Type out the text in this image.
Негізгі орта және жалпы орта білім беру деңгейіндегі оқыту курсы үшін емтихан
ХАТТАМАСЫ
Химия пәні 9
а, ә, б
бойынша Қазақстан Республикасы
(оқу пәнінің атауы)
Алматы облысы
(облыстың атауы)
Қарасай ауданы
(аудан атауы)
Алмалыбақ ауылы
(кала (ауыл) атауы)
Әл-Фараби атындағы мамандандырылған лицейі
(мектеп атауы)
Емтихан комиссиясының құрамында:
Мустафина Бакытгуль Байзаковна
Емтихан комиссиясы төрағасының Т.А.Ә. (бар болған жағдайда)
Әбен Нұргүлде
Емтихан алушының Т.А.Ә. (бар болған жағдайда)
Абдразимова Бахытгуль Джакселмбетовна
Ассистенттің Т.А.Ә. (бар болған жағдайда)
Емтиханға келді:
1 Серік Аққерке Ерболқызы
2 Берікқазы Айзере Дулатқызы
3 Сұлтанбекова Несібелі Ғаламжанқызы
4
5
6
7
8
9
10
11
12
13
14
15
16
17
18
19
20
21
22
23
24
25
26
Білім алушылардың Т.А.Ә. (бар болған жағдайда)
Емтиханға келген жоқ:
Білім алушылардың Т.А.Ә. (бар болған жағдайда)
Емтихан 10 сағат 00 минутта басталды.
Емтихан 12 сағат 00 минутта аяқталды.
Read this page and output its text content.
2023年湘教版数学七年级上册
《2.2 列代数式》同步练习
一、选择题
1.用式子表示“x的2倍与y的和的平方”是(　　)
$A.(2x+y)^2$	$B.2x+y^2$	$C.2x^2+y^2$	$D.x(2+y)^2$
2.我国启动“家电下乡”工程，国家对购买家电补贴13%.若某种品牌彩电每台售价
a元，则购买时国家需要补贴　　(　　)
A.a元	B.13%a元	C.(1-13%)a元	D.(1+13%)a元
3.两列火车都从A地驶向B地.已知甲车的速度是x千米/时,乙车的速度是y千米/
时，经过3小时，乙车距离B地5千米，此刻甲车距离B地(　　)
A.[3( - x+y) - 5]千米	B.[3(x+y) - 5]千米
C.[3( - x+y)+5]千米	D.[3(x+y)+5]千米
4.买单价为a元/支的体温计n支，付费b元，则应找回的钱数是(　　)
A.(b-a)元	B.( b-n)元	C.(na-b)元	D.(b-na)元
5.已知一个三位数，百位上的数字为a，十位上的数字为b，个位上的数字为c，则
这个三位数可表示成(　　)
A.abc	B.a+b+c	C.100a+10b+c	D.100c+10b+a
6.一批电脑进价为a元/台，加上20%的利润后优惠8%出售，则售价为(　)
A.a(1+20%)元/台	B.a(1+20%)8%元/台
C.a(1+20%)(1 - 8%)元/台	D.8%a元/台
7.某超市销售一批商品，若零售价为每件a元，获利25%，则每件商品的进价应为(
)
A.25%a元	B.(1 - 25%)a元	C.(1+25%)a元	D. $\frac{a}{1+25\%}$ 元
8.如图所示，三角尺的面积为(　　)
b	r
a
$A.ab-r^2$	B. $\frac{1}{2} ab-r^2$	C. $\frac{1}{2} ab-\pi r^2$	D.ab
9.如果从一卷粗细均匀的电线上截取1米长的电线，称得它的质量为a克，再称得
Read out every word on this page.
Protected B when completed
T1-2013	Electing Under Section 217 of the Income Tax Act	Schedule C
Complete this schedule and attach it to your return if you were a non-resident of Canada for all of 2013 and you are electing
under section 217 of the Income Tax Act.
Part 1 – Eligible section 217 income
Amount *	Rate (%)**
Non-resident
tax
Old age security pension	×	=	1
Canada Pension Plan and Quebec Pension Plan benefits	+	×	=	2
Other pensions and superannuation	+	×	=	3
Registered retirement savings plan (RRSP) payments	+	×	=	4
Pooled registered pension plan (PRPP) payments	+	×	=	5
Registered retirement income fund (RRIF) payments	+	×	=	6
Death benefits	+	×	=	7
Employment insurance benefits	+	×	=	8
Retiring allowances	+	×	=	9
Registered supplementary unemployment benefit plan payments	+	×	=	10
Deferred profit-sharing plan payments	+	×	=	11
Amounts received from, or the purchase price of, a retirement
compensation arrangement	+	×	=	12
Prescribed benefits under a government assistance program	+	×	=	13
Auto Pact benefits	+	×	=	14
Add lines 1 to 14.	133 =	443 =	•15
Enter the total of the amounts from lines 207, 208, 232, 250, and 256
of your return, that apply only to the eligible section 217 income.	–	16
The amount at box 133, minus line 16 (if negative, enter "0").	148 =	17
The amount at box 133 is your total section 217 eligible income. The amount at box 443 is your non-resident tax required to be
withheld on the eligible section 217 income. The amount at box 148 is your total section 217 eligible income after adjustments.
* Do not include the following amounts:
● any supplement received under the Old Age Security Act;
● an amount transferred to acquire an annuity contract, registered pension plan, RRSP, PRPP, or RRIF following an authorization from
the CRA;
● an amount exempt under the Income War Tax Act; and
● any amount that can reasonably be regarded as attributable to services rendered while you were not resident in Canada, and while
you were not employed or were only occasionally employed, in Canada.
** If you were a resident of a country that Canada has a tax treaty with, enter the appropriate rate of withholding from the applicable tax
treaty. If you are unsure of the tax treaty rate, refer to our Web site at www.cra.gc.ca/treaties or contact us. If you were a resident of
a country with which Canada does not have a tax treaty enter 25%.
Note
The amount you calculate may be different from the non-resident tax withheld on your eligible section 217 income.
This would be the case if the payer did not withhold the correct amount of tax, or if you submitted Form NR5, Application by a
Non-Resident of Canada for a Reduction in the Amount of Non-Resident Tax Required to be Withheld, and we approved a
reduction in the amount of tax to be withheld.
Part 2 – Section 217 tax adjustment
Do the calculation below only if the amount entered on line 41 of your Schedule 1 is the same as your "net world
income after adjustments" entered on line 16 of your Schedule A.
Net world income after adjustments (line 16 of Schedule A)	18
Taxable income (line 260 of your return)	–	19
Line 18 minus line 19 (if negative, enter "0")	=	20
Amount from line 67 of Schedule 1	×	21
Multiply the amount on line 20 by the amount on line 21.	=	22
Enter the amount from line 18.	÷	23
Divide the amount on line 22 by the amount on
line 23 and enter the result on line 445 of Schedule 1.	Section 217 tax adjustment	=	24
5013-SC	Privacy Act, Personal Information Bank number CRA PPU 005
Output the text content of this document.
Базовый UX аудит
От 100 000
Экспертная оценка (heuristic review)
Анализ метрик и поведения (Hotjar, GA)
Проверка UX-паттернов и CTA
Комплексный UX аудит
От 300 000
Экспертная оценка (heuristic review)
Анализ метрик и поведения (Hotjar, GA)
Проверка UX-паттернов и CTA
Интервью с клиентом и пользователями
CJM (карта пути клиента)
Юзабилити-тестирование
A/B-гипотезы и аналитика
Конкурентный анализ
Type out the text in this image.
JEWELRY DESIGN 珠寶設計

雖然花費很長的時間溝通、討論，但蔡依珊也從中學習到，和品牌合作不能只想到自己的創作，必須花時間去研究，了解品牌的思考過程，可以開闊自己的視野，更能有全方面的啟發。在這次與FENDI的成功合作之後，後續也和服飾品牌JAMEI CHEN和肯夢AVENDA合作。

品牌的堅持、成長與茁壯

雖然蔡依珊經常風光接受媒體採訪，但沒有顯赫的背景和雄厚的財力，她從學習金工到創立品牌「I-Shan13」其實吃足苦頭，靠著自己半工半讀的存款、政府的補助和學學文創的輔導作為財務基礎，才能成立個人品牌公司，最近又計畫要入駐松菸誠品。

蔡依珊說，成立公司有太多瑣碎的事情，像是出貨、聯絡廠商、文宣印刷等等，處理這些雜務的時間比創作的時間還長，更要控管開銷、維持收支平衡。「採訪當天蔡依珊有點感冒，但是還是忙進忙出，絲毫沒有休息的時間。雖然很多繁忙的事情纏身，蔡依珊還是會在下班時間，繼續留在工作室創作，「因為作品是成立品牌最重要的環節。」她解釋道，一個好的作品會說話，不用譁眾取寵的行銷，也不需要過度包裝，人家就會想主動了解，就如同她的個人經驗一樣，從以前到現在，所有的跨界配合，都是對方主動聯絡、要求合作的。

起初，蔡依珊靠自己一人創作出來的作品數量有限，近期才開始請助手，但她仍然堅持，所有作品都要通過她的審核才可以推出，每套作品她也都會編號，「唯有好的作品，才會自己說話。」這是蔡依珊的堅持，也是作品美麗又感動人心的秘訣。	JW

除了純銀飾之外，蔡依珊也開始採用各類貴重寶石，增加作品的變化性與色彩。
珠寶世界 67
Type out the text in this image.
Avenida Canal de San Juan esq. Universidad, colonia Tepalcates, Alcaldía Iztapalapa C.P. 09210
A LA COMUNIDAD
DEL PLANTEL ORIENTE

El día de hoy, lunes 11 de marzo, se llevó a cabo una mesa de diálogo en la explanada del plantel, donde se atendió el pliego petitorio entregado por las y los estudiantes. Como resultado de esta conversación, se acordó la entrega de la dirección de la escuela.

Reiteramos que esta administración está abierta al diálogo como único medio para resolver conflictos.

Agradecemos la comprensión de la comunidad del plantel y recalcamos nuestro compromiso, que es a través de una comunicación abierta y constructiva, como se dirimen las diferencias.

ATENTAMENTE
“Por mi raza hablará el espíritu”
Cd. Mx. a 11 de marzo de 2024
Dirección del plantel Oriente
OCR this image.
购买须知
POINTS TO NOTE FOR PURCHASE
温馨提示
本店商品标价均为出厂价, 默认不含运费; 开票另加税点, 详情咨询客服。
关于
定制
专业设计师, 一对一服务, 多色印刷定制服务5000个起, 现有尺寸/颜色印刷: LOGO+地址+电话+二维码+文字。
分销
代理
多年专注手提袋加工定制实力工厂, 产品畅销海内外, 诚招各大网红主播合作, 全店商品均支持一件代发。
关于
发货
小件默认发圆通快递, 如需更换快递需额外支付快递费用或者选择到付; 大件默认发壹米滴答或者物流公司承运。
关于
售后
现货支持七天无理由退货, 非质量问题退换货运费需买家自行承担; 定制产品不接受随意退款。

_ _ _

Required work ▸ Reproduce exactly the lines from the one containing "OCR this image." through the last line of the records above, including both, and nothing else.

The solution ▸
OCR this image.
购买须知
POINTS TO NOTE FOR PURCHASE
温馨提示
本店商品标价均为出厂价, 默认不含运费; 开票另加税点, 详情咨询客服。
关于
定制
专业设计师, 一对一服务, 多色印刷定制服务5000个起, 现有尺寸/颜色印刷: LOGO+地址+电话+二维码+文字。
分销
代理
多年专注手提袋加工定制实力工厂, 产品畅销海内外, 诚招各大网红主播合作, 全店商品均支持一件代发。
关于
发货
小件默认发圆通快递, 如需更换快递需额外支付快递费用或者选择到付; 大件默认发壹米滴答或者物流公司承运。
关于
售后
现货支持七天无理由退货, 非质量问题退换货运费需买家自行承担; 定制产品不接受随意退款。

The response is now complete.